Rows from a figure dataset
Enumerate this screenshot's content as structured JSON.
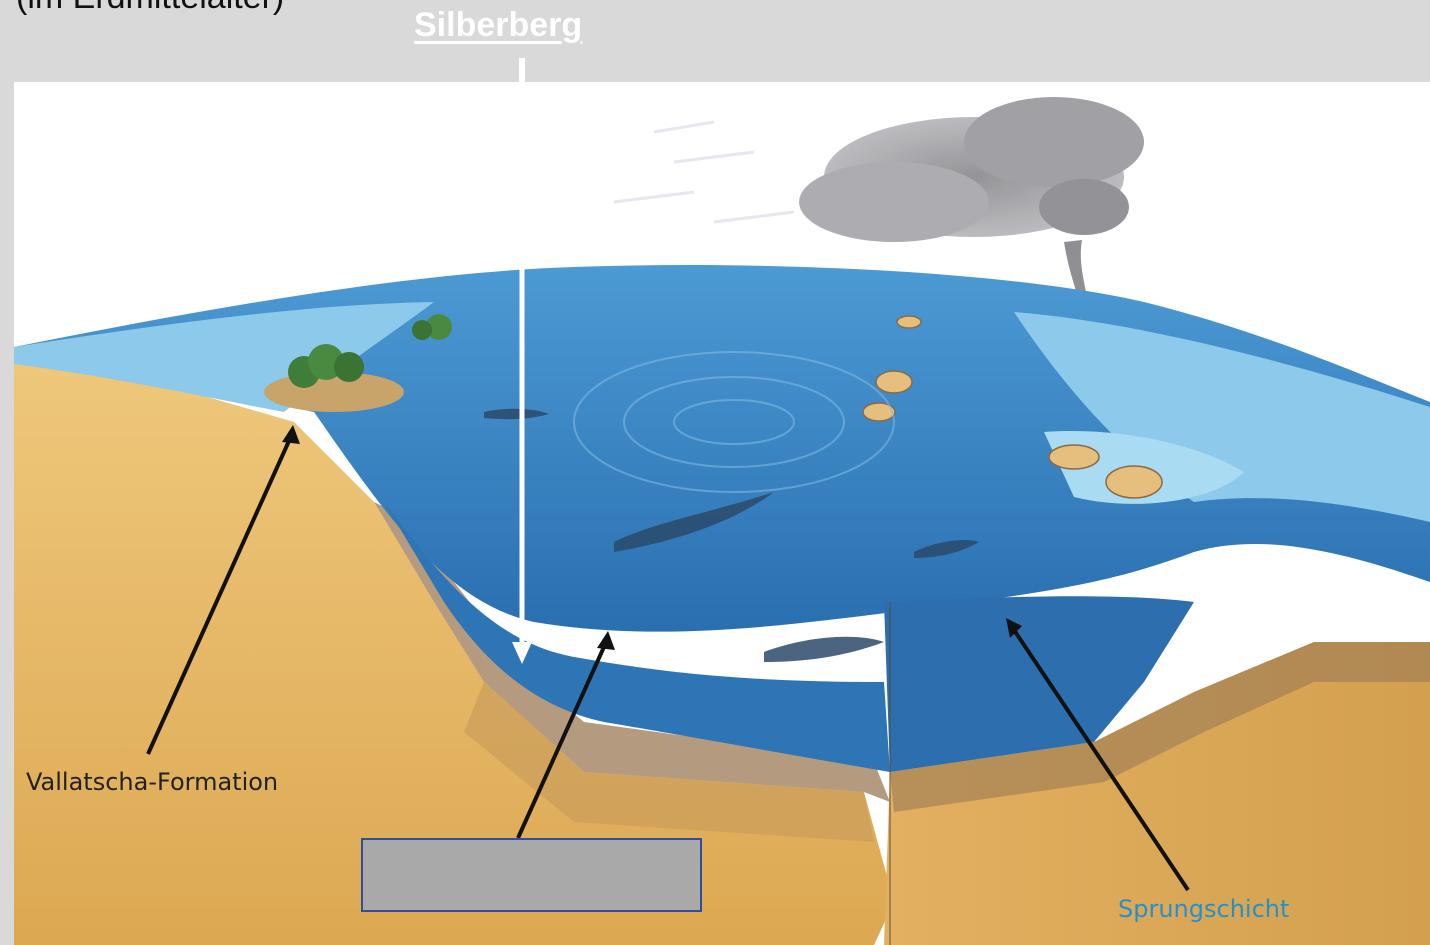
{
  "header": {
    "caption": "(im Erdmittelalter)",
    "pointer_label": "Silberberg"
  },
  "labels": {
    "left": "Vallatscha-Formation",
    "right": "Sprungschicht"
  },
  "answer_box": {
    "value": ""
  },
  "colors": {
    "background": "#d9d9d9",
    "sediment": "#e6b86a",
    "ocean": "#3d86c6",
    "shallow_water": "#8cc9ea",
    "box_fill": "#a9a9a9",
    "box_border": "#2f4f9e",
    "sprung_label": "#2a8fc8"
  }
}
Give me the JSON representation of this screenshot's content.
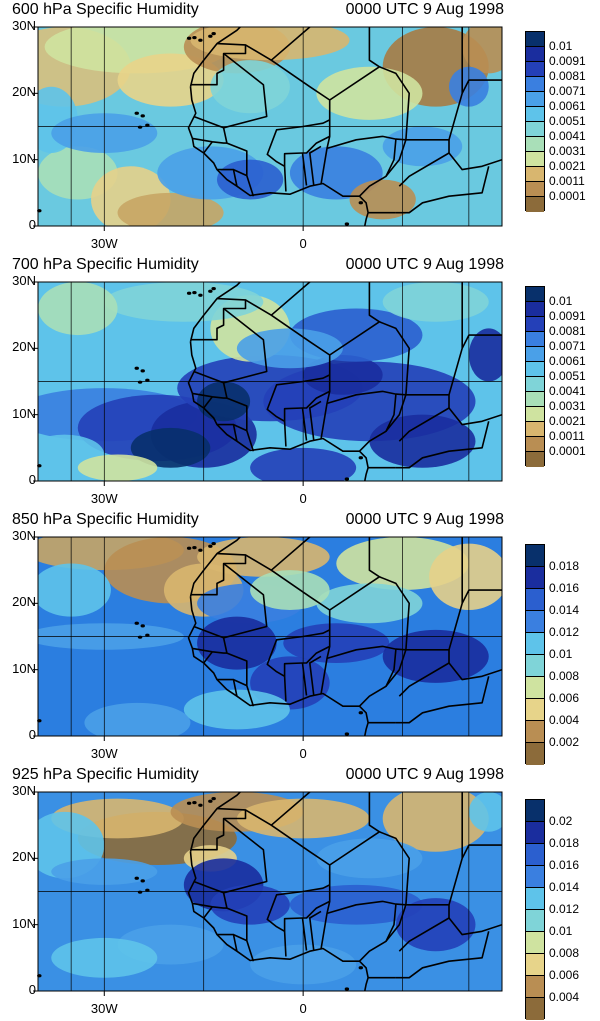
{
  "panels": [
    {
      "title": "600 hPa Specific Humidity",
      "date": "0000 UTC 9 Aug 1998",
      "y_labels": [
        "30N",
        "20N",
        "10N",
        "0"
      ],
      "x_labels": [
        "30W",
        "0"
      ],
      "legend_labels": [
        "0.01",
        "0.0091",
        "0.0081",
        "0.0071",
        "0.0061",
        "0.0051",
        "0.0041",
        "0.0031",
        "0.0021",
        "0.0011",
        "0.0001"
      ],
      "legend_colors": [
        "#08306b",
        "#1a2d9e",
        "#2440b8",
        "#2b5fcf",
        "#3a7fe0",
        "#4aa0e8",
        "#5ec3ea",
        "#7fd4d8",
        "#a9dfb8",
        "#cfe3a0",
        "#e7d48a",
        "#d8b66f",
        "#b98e53",
        "#8c6b3a"
      ]
    },
    {
      "title": "700 hPa Specific Humidity",
      "date": "0000 UTC 9 Aug 1998",
      "y_labels": [
        "30N",
        "20N",
        "10N",
        "0"
      ],
      "x_labels": [
        "30W",
        "0"
      ],
      "legend_labels": [
        "0.01",
        "0.0091",
        "0.0081",
        "0.0071",
        "0.0061",
        "0.0051",
        "0.0041",
        "0.0031",
        "0.0021",
        "0.0011",
        "0.0001"
      ],
      "legend_colors": [
        "#08306b",
        "#1a2d9e",
        "#2440b8",
        "#2b5fcf",
        "#3a7fe0",
        "#4aa0e8",
        "#5ec3ea",
        "#7fd4d8",
        "#a9dfb8",
        "#cfe3a0",
        "#e7d48a",
        "#d8b66f",
        "#b98e53",
        "#8c6b3a"
      ]
    },
    {
      "title": "850 hPa Specific Humidity",
      "date": "0000 UTC 9 Aug 1998",
      "y_labels": [
        "30N",
        "20N",
        "10N",
        "0"
      ],
      "x_labels": [
        "30W",
        "0"
      ],
      "legend_labels": [
        "0.018",
        "0.016",
        "0.014",
        "0.012",
        "0.01",
        "0.008",
        "0.006",
        "0.004",
        "0.002"
      ],
      "legend_colors": [
        "#08306b",
        "#1a2d9e",
        "#2440b8",
        "#2b5fcf",
        "#3a7fe0",
        "#4aa0e8",
        "#5ec3ea",
        "#7fd4d8",
        "#a9dfb8",
        "#cfe3a0",
        "#e7d48a",
        "#d8b66f",
        "#b98e53",
        "#8c6b3a"
      ]
    },
    {
      "title": "925 hPa Specific Humidity",
      "date": "0000 UTC 9 Aug 1998",
      "y_labels": [
        "30N",
        "20N",
        "10N",
        "0"
      ],
      "x_labels": [
        "30W",
        "0"
      ],
      "legend_labels": [
        "0.02",
        "0.018",
        "0.016",
        "0.014",
        "0.012",
        "0.01",
        "0.008",
        "0.006",
        "0.004"
      ],
      "legend_colors": [
        "#08306b",
        "#1a2d9e",
        "#2440b8",
        "#2b5fcf",
        "#3a7fe0",
        "#4aa0e8",
        "#5ec3ea",
        "#7fd4d8",
        "#a9dfb8",
        "#cfe3a0",
        "#e7d48a",
        "#d8b66f",
        "#b98e53",
        "#8c6b3a"
      ]
    }
  ]
}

## TO DO
Transcribe all the data word for word; the images stay out.

## CORRECT RESULT
Enumerate this screenshot's content as structured JSON.
{
  "header": {
    "caption": "(im Erdmittelalter)",
    "pointer_label": "Silberberg"
  },
  "labels": {
    "left": "Vallatscha-Formation",
    "right": "Sprungschicht"
  },
  "answer_box": {
    "value": ""
  },
  "colors": {
    "background": "#d9d9d9",
    "sediment": "#e6b86a",
    "ocean": "#3d86c6",
    "shallow_water": "#8cc9ea",
    "box_fill": "#a9a9a9",
    "box_border": "#2f4f9e",
    "sprung_label": "#2a8fc8"
  }
}
Give me the JSON representation of this screenshot's content.
{
  "panels": [
    {
      "title": "600 hPa Specific Humidity",
      "date": "0000 UTC 9 Aug 1998",
      "y_labels": [
        "30N",
        "20N",
        "10N",
        "0"
      ],
      "x_labels": [
        "30W",
        "0"
      ],
      "legend_labels": [
        "0.01",
        "0.0091",
        "0.0081",
        "0.0071",
        "0.0061",
        "0.0051",
        "0.0041",
        "0.0031",
        "0.0021",
        "0.0011",
        "0.0001"
      ],
      "legend_colors": [
        "#08306b",
        "#1a2d9e",
        "#2440b8",
        "#2b5fcf",
        "#3a7fe0",
        "#4aa0e8",
        "#5ec3ea",
        "#7fd4d8",
        "#a9dfb8",
        "#cfe3a0",
        "#e7d48a",
        "#d8b66f",
        "#b98e53",
        "#8c6b3a"
      ]
    },
    {
      "title": "700 hPa Specific Humidity",
      "date": "0000 UTC 9 Aug 1998",
      "y_labels": [
        "30N",
        "20N",
        "10N",
        "0"
      ],
      "x_labels": [
        "30W",
        "0"
      ],
      "legend_labels": [
        "0.01",
        "0.0091",
        "0.0081",
        "0.0071",
        "0.0061",
        "0.0051",
        "0.0041",
        "0.0031",
        "0.0021",
        "0.0011",
        "0.0001"
      ],
      "legend_colors": [
        "#08306b",
        "#1a2d9e",
        "#2440b8",
        "#2b5fcf",
        "#3a7fe0",
        "#4aa0e8",
        "#5ec3ea",
        "#7fd4d8",
        "#a9dfb8",
        "#cfe3a0",
        "#e7d48a",
        "#d8b66f",
        "#b98e53",
        "#8c6b3a"
      ]
    },
    {
      "title": "850 hPa Specific Humidity",
      "date": "0000 UTC 9 Aug 1998",
      "y_labels": [
        "30N",
        "20N",
        "10N",
        "0"
      ],
      "x_labels": [
        "30W",
        "0"
      ],
      "legend_labels": [
        "0.018",
        "0.016",
        "0.014",
        "0.012",
        "0.01",
        "0.008",
        "0.006",
        "0.004",
        "0.002"
      ],
      "legend_colors": [
        "#08306b",
        "#1a2d9e",
        "#2440b8",
        "#2b5fcf",
        "#3a7fe0",
        "#4aa0e8",
        "#5ec3ea",
        "#7fd4d8",
        "#a9dfb8",
        "#cfe3a0",
        "#e7d48a",
        "#d8b66f",
        "#b98e53",
        "#8c6b3a"
      ]
    },
    {
      "title": "925 hPa Specific Humidity",
      "date": "0000 UTC 9 Aug 1998",
      "y_labels": [
        "30N",
        "20N",
        "10N",
        "0"
      ],
      "x_labels": [
        "30W",
        "0"
      ],
      "legend_labels": [
        "0.02",
        "0.018",
        "0.016",
        "0.014",
        "0.012",
        "0.01",
        "0.008",
        "0.006",
        "0.004"
      ],
      "legend_colors": [
        "#08306b",
        "#1a2d9e",
        "#2440b8",
        "#2b5fcf",
        "#3a7fe0",
        "#4aa0e8",
        "#5ec3ea",
        "#7fd4d8",
        "#a9dfb8",
        "#cfe3a0",
        "#e7d48a",
        "#d8b66f",
        "#b98e53",
        "#8c6b3a"
      ]
    }
  ]
}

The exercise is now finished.